### Direction
Write out each line exactly as it stands, please.

◇ ◇ ◇

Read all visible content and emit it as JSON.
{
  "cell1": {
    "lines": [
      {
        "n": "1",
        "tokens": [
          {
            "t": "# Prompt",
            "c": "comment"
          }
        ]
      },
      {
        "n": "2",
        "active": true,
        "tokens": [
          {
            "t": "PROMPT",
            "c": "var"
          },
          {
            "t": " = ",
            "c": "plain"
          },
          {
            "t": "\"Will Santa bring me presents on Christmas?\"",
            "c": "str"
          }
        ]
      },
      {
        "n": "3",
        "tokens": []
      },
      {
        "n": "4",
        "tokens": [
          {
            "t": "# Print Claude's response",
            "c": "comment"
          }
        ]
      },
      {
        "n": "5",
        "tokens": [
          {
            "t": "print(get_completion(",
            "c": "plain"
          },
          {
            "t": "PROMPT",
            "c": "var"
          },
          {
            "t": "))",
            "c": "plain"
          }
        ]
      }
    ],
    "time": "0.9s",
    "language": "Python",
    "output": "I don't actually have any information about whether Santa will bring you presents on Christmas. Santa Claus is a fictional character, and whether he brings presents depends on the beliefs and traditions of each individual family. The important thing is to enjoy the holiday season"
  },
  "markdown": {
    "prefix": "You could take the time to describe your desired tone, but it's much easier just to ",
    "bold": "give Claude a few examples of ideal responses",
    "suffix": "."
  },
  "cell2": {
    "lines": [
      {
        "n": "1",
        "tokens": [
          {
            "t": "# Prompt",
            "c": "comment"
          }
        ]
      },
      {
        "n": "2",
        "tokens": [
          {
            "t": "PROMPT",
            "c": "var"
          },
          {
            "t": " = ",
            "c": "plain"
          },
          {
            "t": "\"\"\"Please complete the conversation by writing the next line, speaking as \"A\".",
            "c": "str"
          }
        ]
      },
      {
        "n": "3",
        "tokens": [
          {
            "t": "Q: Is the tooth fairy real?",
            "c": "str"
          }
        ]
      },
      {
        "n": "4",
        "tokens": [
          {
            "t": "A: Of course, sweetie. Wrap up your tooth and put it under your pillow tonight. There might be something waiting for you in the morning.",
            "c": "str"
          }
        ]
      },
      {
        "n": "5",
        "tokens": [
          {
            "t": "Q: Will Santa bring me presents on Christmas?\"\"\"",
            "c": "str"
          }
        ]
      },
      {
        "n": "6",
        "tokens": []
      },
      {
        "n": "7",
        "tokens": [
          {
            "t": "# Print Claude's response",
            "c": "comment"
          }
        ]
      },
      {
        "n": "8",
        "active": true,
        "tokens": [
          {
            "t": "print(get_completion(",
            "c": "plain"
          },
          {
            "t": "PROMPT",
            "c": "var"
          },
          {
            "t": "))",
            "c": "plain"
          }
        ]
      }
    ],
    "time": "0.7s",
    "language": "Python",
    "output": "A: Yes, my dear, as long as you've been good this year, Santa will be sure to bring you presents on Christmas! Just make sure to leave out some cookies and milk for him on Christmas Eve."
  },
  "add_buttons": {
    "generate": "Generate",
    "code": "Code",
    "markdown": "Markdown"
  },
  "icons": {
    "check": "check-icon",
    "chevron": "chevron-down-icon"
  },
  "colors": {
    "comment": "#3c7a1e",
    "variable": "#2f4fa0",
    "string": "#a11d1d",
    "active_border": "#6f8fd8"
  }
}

◇ ◇ ◇

### Output for this task
Read all visible content and emit it as JSON.
{
  "cell1": {
    "lines": [
      {
        "n": "1",
        "tokens": [
          {
            "t": "# Prompt",
            "c": "comment"
          }
        ]
      },
      {
        "n": "2",
        "active": true,
        "tokens": [
          {
            "t": "PROMPT",
            "c": "var"
          },
          {
            "t": " = ",
            "c": "plain"
          },
          {
            "t": "\"Will Santa bring me presents on Christmas?\"",
            "c": "str"
          }
        ]
      },
      {
        "n": "3",
        "tokens": []
      },
      {
        "n": "4",
        "tokens": [
          {
            "t": "# Print Claude's response",
            "c": "comment"
          }
        ]
      },
      {
        "n": "5",
        "tokens": [
          {
            "t": "print(get_completion(",
            "c": "plain"
          },
          {
            "t": "PROMPT",
            "c": "var"
          },
          {
            "t": "))",
            "c": "plain"
          }
        ]
      }
    ],
    "time": "0.9s",
    "language": "Python",
    "output": "I don't actually have any information about whether Santa will bring you presents on Christmas. Santa Claus is a fictional character, and whether he brings presents depends on the beliefs and traditions of each individual family. The important thing is to enjoy the holiday season"
  },
  "markdown": {
    "prefix": "You could take the time to describe your desired tone, but it's much easier just to ",
    "bold": "give Claude a few examples of ideal responses",
    "suffix": "."
  },
  "cell2": {
    "lines": [
      {
        "n": "1",
        "tokens": [
          {
            "t": "# Prompt",
            "c": "comment"
          }
        ]
      },
      {
        "n": "2",
        "tokens": [
          {
            "t": "PROMPT",
            "c": "var"
          },
          {
            "t": " = ",
            "c": "plain"
          },
          {
            "t": "\"\"\"Please complete the conversation by writing the next line, speaking as \"A\".",
            "c": "str"
          }
        ]
      },
      {
        "n": "3",
        "tokens": [
          {
            "t": "Q: Is the tooth fairy real?",
            "c": "str"
          }
        ]
      },
      {
        "n": "4",
        "tokens": [
          {
            "t": "A: Of course, sweetie. Wrap up your tooth and put it under your pillow tonight. There might be something waiting for you in the morning.",
            "c": "str"
          }
        ]
      },
      {
        "n": "5",
        "tokens": [
          {
            "t": "Q: Will Santa bring me presents on Christmas?\"\"\"",
            "c": "str"
          }
        ]
      },
      {
        "n": "6",
        "tokens": []
      },
      {
        "n": "7",
        "tokens": [
          {
            "t": "# Print Claude's response",
            "c": "comment"
          }
        ]
      },
      {
        "n": "8",
        "active": true,
        "tokens": [
          {
            "t": "print(get_completion(",
            "c": "plain"
          },
          {
            "t": "PROMPT",
            "c": "var"
          },
          {
            "t": "))",
            "c": "plain"
          }
        ]
      }
    ],
    "time": "0.7s",
    "language": "Python",
    "output": "A: Yes, my dear, as long as you've been good this year, Santa will be sure to bring you presents on Christmas! Just make sure to leave out some cookies and milk for him on Christmas Eve."
  },
  "add_buttons": {
    "generate": "Generate",
    "code": "Code",
    "markdown": "Markdown"
  },
  "icons": {
    "check": "check-icon",
    "chevron": "chevron-down-icon"
  },
  "colors": {
    "comment": "#3c7a1e",
    "variable": "#2f4fa0",
    "string": "#a11d1d",
    "active_border": "#6f8fd8"
  }
}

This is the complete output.